■ **Task directions**:
Send back the records in full, character for character.

■ **Records for this exercise**:
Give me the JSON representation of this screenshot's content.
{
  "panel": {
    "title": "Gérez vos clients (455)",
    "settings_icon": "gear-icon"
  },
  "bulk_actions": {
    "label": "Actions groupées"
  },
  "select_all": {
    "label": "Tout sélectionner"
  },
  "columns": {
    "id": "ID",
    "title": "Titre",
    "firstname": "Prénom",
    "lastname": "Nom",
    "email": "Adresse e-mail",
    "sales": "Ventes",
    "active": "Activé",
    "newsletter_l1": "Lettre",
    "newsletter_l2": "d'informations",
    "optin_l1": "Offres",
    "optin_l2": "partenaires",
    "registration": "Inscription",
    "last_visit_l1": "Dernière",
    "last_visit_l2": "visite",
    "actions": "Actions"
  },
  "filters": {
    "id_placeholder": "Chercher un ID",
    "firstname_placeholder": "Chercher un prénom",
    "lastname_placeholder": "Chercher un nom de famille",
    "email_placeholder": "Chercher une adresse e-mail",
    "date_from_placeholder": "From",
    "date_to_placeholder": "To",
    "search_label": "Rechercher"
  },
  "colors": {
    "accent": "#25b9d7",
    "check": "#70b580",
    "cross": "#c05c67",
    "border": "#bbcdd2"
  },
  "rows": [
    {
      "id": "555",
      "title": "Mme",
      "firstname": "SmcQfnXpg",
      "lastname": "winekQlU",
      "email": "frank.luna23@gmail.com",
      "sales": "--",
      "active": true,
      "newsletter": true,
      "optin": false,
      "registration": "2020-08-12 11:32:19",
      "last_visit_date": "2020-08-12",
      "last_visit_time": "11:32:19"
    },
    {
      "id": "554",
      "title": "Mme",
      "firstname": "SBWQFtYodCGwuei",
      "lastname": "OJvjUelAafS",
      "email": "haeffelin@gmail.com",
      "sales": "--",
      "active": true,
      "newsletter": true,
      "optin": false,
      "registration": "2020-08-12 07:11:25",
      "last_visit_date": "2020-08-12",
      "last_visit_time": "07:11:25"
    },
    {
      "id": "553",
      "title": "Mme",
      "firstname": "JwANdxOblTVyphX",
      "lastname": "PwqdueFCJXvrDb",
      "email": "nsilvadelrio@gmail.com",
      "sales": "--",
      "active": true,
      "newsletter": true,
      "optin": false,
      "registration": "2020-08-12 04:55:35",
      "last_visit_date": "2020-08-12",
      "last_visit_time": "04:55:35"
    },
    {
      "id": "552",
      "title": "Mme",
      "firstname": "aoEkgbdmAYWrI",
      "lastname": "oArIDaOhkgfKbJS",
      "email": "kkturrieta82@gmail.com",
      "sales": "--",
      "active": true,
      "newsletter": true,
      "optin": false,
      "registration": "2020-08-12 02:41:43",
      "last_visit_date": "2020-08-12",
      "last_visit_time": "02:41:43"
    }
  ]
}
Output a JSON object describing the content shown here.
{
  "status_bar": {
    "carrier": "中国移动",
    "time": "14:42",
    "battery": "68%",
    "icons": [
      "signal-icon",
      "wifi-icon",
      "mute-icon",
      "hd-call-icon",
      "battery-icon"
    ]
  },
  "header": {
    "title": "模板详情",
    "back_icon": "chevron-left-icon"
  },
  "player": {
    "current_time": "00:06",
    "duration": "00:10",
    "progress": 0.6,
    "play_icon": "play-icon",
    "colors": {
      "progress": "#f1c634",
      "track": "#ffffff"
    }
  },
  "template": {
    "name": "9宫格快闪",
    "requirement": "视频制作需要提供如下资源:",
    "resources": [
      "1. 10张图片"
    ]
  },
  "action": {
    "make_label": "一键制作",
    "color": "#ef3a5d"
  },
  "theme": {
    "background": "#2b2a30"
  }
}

■ **Correct answer**:
Give me the JSON representation of this screenshot's content.
{
  "panel": {
    "title": "Gérez vos clients (455)",
    "settings_icon": "gear-icon"
  },
  "bulk_actions": {
    "label": "Actions groupées"
  },
  "select_all": {
    "label": "Tout sélectionner"
  },
  "columns": {
    "id": "ID",
    "title": "Titre",
    "firstname": "Prénom",
    "lastname": "Nom",
    "email": "Adresse e-mail",
    "sales": "Ventes",
    "active": "Activé",
    "newsletter_l1": "Lettre",
    "newsletter_l2": "d'informations",
    "optin_l1": "Offres",
    "optin_l2": "partenaires",
    "registration": "Inscription",
    "last_visit_l1": "Dernière",
    "last_visit_l2": "visite",
    "actions": "Actions"
  },
  "filters": {
    "id_placeholder": "Chercher un ID",
    "firstname_placeholder": "Chercher un prénom",
    "lastname_placeholder": "Chercher un nom de famille",
    "email_placeholder": "Chercher une adresse e-mail",
    "date_from_placeholder": "From",
    "date_to_placeholder": "To",
    "search_label": "Rechercher"
  },
  "colors": {
    "accent": "#25b9d7",
    "check": "#70b580",
    "cross": "#c05c67",
    "border": "#bbcdd2"
  },
  "rows": [
    {
      "id": "555",
      "title": "Mme",
      "firstname": "SmcQfnXpg",
      "lastname": "winekQlU",
      "email": "frank.luna23@gmail.com",
      "sales": "--",
      "active": true,
      "newsletter": true,
      "optin": false,
      "registration": "2020-08-12 11:32:19",
      "last_visit_date": "2020-08-12",
      "last_visit_time": "11:32:19"
    },
    {
      "id": "554",
      "title": "Mme",
      "firstname": "SBWQFtYodCGwuei",
      "lastname": "OJvjUelAafS",
      "email": "haeffelin@gmail.com",
      "sales": "--",
      "active": true,
      "newsletter": true,
      "optin": false,
      "registration": "2020-08-12 07:11:25",
      "last_visit_date": "2020-08-12",
      "last_visit_time": "07:11:25"
    },
    {
      "id": "553",
      "title": "Mme",
      "firstname": "JwANdxOblTVyphX",
      "lastname": "PwqdueFCJXvrDb",
      "email": "nsilvadelrio@gmail.com",
      "sales": "--",
      "active": true,
      "newsletter": true,
      "optin": false,
      "registration": "2020-08-12 04:55:35",
      "last_visit_date": "2020-08-12",
      "last_visit_time": "04:55:35"
    },
    {
      "id": "552",
      "title": "Mme",
      "firstname": "aoEkgbdmAYWrI",
      "lastname": "oArIDaOhkgfKbJS",
      "email": "kkturrieta82@gmail.com",
      "sales": "--",
      "active": true,
      "newsletter": true,
      "optin": false,
      "registration": "2020-08-12 02:41:43",
      "last_visit_date": "2020-08-12",
      "last_visit_time": "02:41:43"
    }
  ]
}
Output a JSON object describing the content shown here.
{
  "status_bar": {
    "carrier": "中国移动",
    "time": "14:42",
    "battery": "68%",
    "icons": [
      "signal-icon",
      "wifi-icon",
      "mute-icon",
      "hd-call-icon",
      "battery-icon"
    ]
  },
  "header": {
    "title": "模板详情",
    "back_icon": "chevron-left-icon"
  },
  "player": {
    "current_time": "00:06",
    "duration": "00:10",
    "progress": 0.6,
    "play_icon": "play-icon",
    "colors": {
      "progress": "#f1c634",
      "track": "#ffffff"
    }
  },
  "template": {
    "name": "9宫格快闪",
    "requirement": "视频制作需要提供如下资源:",
    "resources": [
      "1. 10张图片"
    ]
  },
  "action": {
    "make_label": "一键制作",
    "color": "#ef3a5d"
  },
  "theme": {
    "background": "#2b2a30"
  }
}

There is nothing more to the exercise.